» WRITTEN EXERCISE
Output the material below unchanged, apart from leaving out the pictures.

» PROVIDED ENTRIES
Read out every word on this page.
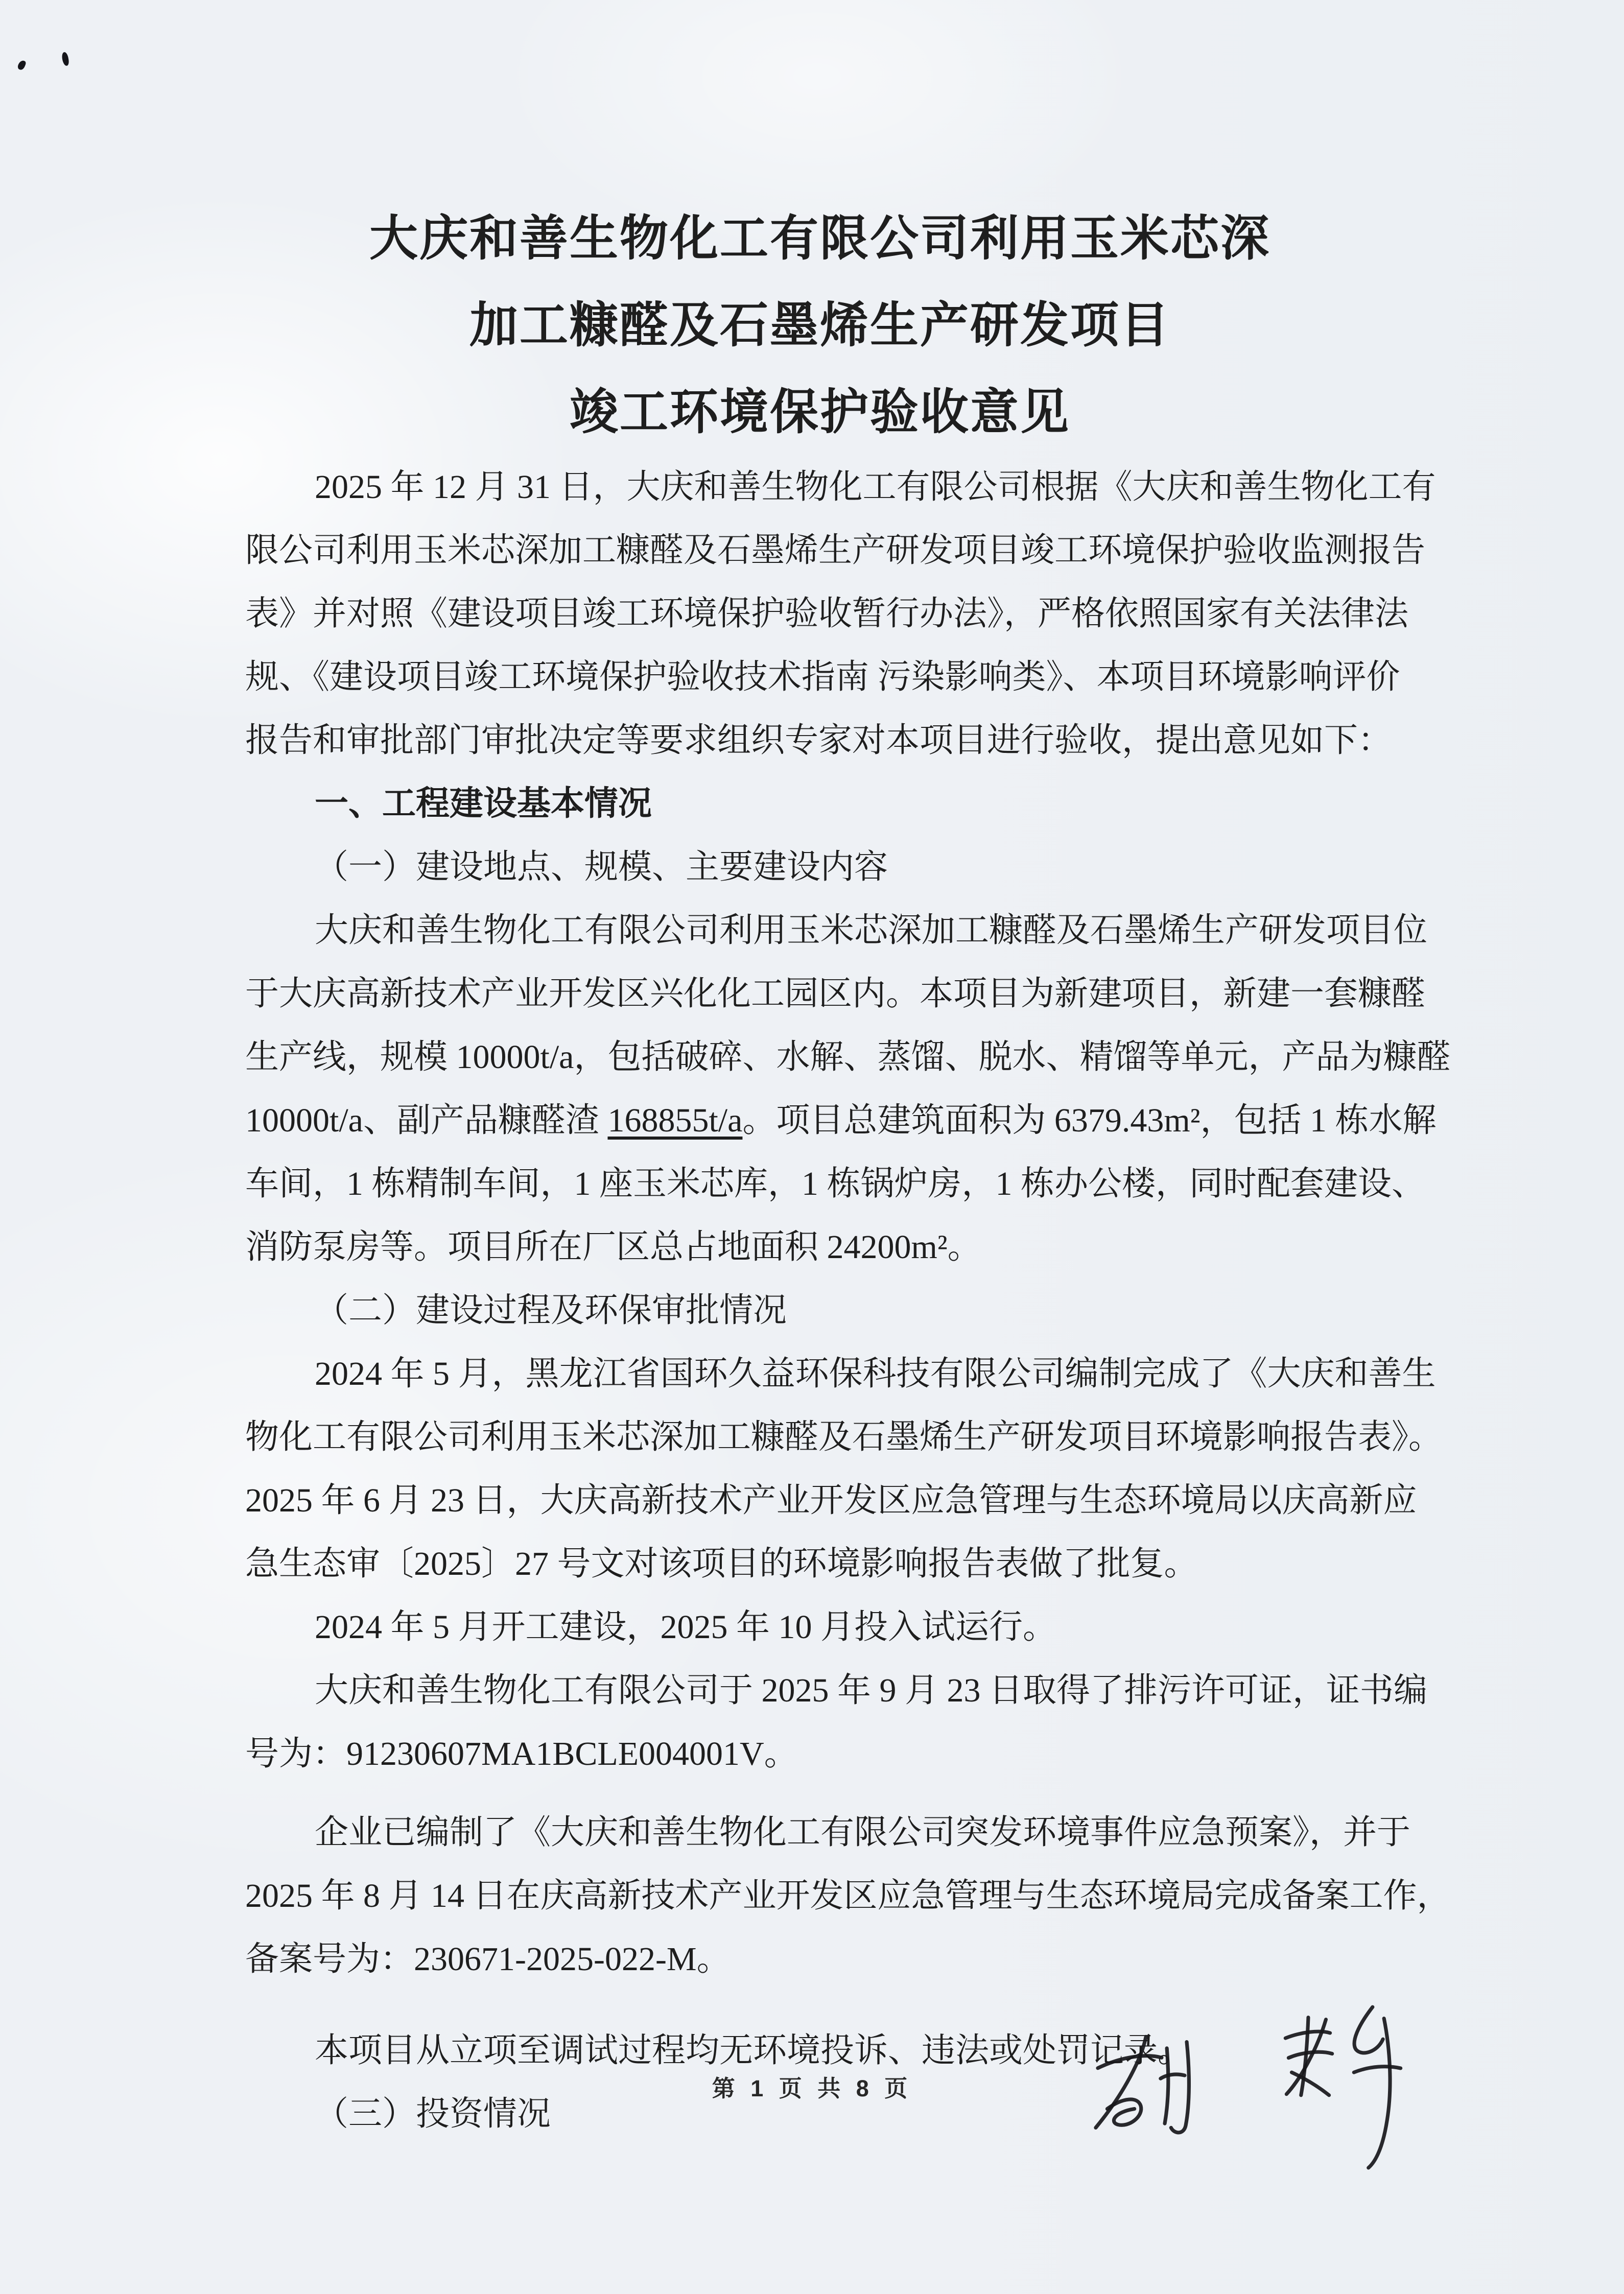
大庆和善生物化工有限公司利用玉米芯深
加工糠醛及石墨烯生产研发项目
竣工环境保护验收意见
2025 年 12 月 31 日，大庆和善生物化工有限公司根据《大庆和善生物化工有
限公司利用玉米芯深加工糠醛及石墨烯生产研发项目竣工环境保护验收监测报告
表》并对照《建设项目竣工环境保护验收暂行办法》，严格依照国家有关法律法
规、《建设项目竣工环境保护验收技术指南 污染影响类》、本项目环境影响评价
报告和审批部门审批决定等要求组织专家对本项目进行验收，提出意见如下：
一、工程建设基本情况
（一）建设地点、规模、主要建设内容
大庆和善生物化工有限公司利用玉米芯深加工糠醛及石墨烯生产研发项目位
于大庆高新技术产业开发区兴化化工园区内。本项目为新建项目，新建一套糠醛
生产线，规模 10000t/a，包括破碎、水解、蒸馏、脱水、精馏等单元，产品为糠醛
10000t/a、副产品糠醛渣 168855t/a。项目总建筑面积为 6379.43m²，包括 1 栋水解
车间，1 栋精制车间，1 座玉米芯库，1 栋锅炉房，1 栋办公楼，同时配套建设、
消防泵房等。项目所在厂区总占地面积 24200m²。
（二）建设过程及环保审批情况
2024 年 5 月，黑龙江省国环久益环保科技有限公司编制完成了《大庆和善生
物化工有限公司利用玉米芯深加工糠醛及石墨烯生产研发项目环境影响报告表》。
2025 年 6 月 23 日，大庆高新技术产业开发区应急管理与生态环境局以庆高新应
急生态审〔2025〕27 号文对该项目的环境影响报告表做了批复。
2024 年 5 月开工建设，2025 年 10 月投入试运行。
大庆和善生物化工有限公司于 2025 年 9 月 23 日取得了排污许可证，证书编
号为：91230607MA1BCLE004001V。
企业已编制了《大庆和善生物化工有限公司突发环境事件应急预案》，并于
2025 年 8 月 14 日在庆高新技术产业开发区应急管理与生态环境局完成备案工作，
备案号为：230671-2025-022-M。
本项目从立项至调试过程均无环境投诉、违法或处罚记录。
（三）投资情况
第 1 页 共 8 页
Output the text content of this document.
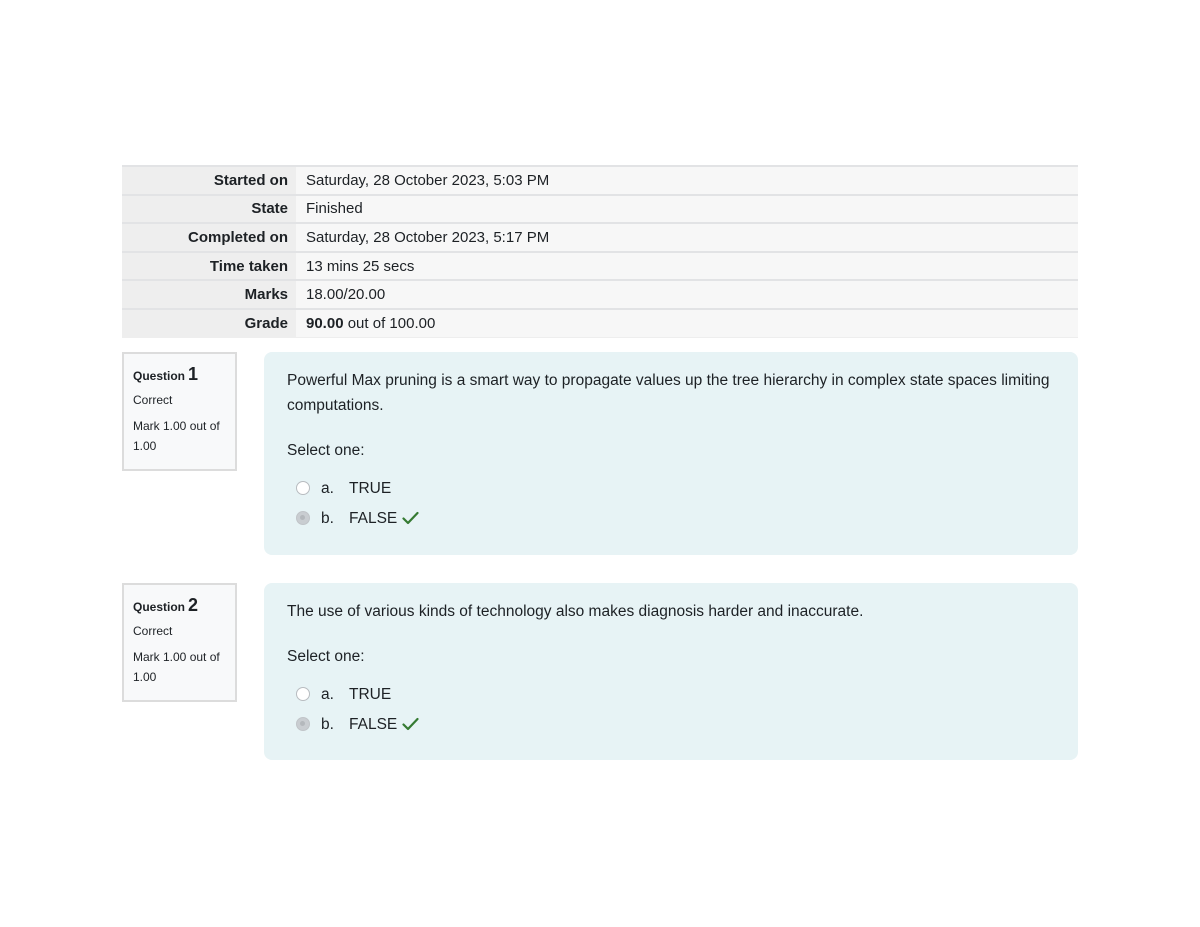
Started on	Saturday, 28 October 2023, 5:03 PM
State	Finished
Completed on	Saturday, 28 October 2023, 5:17 PM
Time taken	13 mins 25 secs
Marks	18.00/20.00
Grade	90.00 out of 100.00
Question 1
Correct
Mark 1.00 out of 1.00

Powerful Max pruning is a smart way to propagate values up the tree hierarchy in complex state spaces limiting computations.

Select one:

a. TRUE
b. FALSE
Question 2
Correct
Mark 1.00 out of 1.00

The use of various kinds of technology also makes diagnosis harder and inaccurate.

Select one:

a. TRUE
b. FALSE
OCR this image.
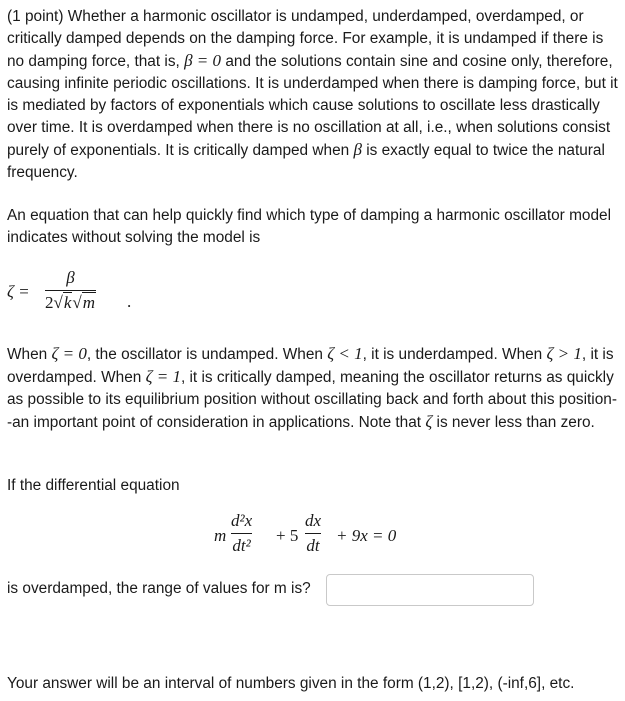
(1 point) Whether a harmonic oscillator is undamped, underdamped, overdamped, or critically damped depends on the damping force. For example, it is undamped if there is no damping force, that is, β = 0 and the solutions contain sine and cosine only, therefore, causing infinite periodic oscillations. It is underdamped when there is damping force, but it is mediated by factors of exponentials which cause solutions to oscillate less drastically over time. It is overdamped when there is no oscillation at all, i.e., when solutions consist purely of exponentials. It is critically damped when β is exactly equal to twice the natural frequency.

An equation that can help quickly find which type of damping a harmonic oscillator model indicates without solving the model is

ζ =
β
2√k√m .

When ζ = 0, the oscillator is undamped. When ζ < 1, it is underdamped. When ζ > 1, it is overdamped. When ζ = 1, it is critically damped, meaning the oscillator returns as quickly as possible to its equilibrium position without oscillating back and forth about this position--an important point of consideration in applications. Note that ζ is never less than zero.

If the differential equation

m
d²x
dt²
+ 5
dx
dt
+ 9x = 0

is overdamped, the range of values for m is?

Your answer will be an interval of numbers given in the form (1,2), [1,2), (-inf,6], etc.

» EXPECTED OUTPUT
Read out every word on this page.
大庆和善生物化工有限公司利用玉米芯深
加工糠醛及石墨烯生产研发项目
竣工环境保护验收意见
2025 年 12 月 31 日，大庆和善生物化工有限公司根据《大庆和善生物化工有
限公司利用玉米芯深加工糠醛及石墨烯生产研发项目竣工环境保护验收监测报告
表》并对照《建设项目竣工环境保护验收暂行办法》，严格依照国家有关法律法
规、《建设项目竣工环境保护验收技术指南 污染影响类》、本项目环境影响评价
报告和审批部门审批决定等要求组织专家对本项目进行验收，提出意见如下：
一、工程建设基本情况
（一）建设地点、规模、主要建设内容
大庆和善生物化工有限公司利用玉米芯深加工糠醛及石墨烯生产研发项目位
于大庆高新技术产业开发区兴化化工园区内。本项目为新建项目，新建一套糠醛
生产线，规模 10000t/a，包括破碎、水解、蒸馏、脱水、精馏等单元，产品为糠醛
10000t/a、副产品糠醛渣 168855t/a。项目总建筑面积为 6379.43m²，包括 1 栋水解
车间，1 栋精制车间，1 座玉米芯库，1 栋锅炉房，1 栋办公楼，同时配套建设、
消防泵房等。项目所在厂区总占地面积 24200m²。
（二）建设过程及环保审批情况
2024 年 5 月，黑龙江省国环久益环保科技有限公司编制完成了《大庆和善生
物化工有限公司利用玉米芯深加工糠醛及石墨烯生产研发项目环境影响报告表》。
2025 年 6 月 23 日，大庆高新技术产业开发区应急管理与生态环境局以庆高新应
急生态审〔2025〕27 号文对该项目的环境影响报告表做了批复。
2024 年 5 月开工建设，2025 年 10 月投入试运行。
大庆和善生物化工有限公司于 2025 年 9 月 23 日取得了排污许可证，证书编
号为：91230607MA1BCLE004001V。
企业已编制了《大庆和善生物化工有限公司突发环境事件应急预案》，并于
2025 年 8 月 14 日在庆高新技术产业开发区应急管理与生态环境局完成备案工作，
备案号为：230671-2025-022-M。
本项目从立项至调试过程均无环境投诉、违法或处罚记录。
（三）投资情况
第 1 页 共 8 页
Output the text content of this document.
Started on	Saturday, 28 October 2023, 5:03 PM
State	Finished
Completed on	Saturday, 28 October 2023, 5:17 PM
Time taken	13 mins 25 secs
Marks	18.00/20.00
Grade	90.00 out of 100.00
Question 1
Correct
Mark 1.00 out of 1.00

Powerful Max pruning is a smart way to propagate values up the tree hierarchy in complex state spaces limiting computations.

Select one:

a. TRUE
b. FALSE
Question 2
Correct
Mark 1.00 out of 1.00

The use of various kinds of technology also makes diagnosis harder and inaccurate.

Select one:

a. TRUE
b. FALSE
OCR this image.
(1 point) Whether a harmonic oscillator is undamped, underdamped, overdamped, or critically damped depends on the damping force. For example, it is undamped if there is no damping force, that is, β = 0 and the solutions contain sine and cosine only, therefore, causing infinite periodic oscillations. It is underdamped when there is damping force, but it is mediated by factors of exponentials which cause solutions to oscillate less drastically over time. It is overdamped when there is no oscillation at all, i.e., when solutions consist purely of exponentials. It is critically damped when β is exactly equal to twice the natural frequency.

An equation that can help quickly find which type of damping a harmonic oscillator model indicates without solving the model is

ζ =
β
2√k√m .

When ζ = 0, the oscillator is undamped. When ζ < 1, it is underdamped. When ζ > 1, it is overdamped. When ζ = 1, it is critically damped, meaning the oscillator returns as quickly as possible to its equilibrium position without oscillating back and forth about this position--an important point of consideration in applications. Note that ζ is never less than zero.

If the differential equation

m
d²x
dt²
+ 5
dx
dt
+ 9x = 0

is overdamped, the range of values for m is?

Your answer will be an interval of numbers given in the form (1,2), [1,2), (-inf,6], etc.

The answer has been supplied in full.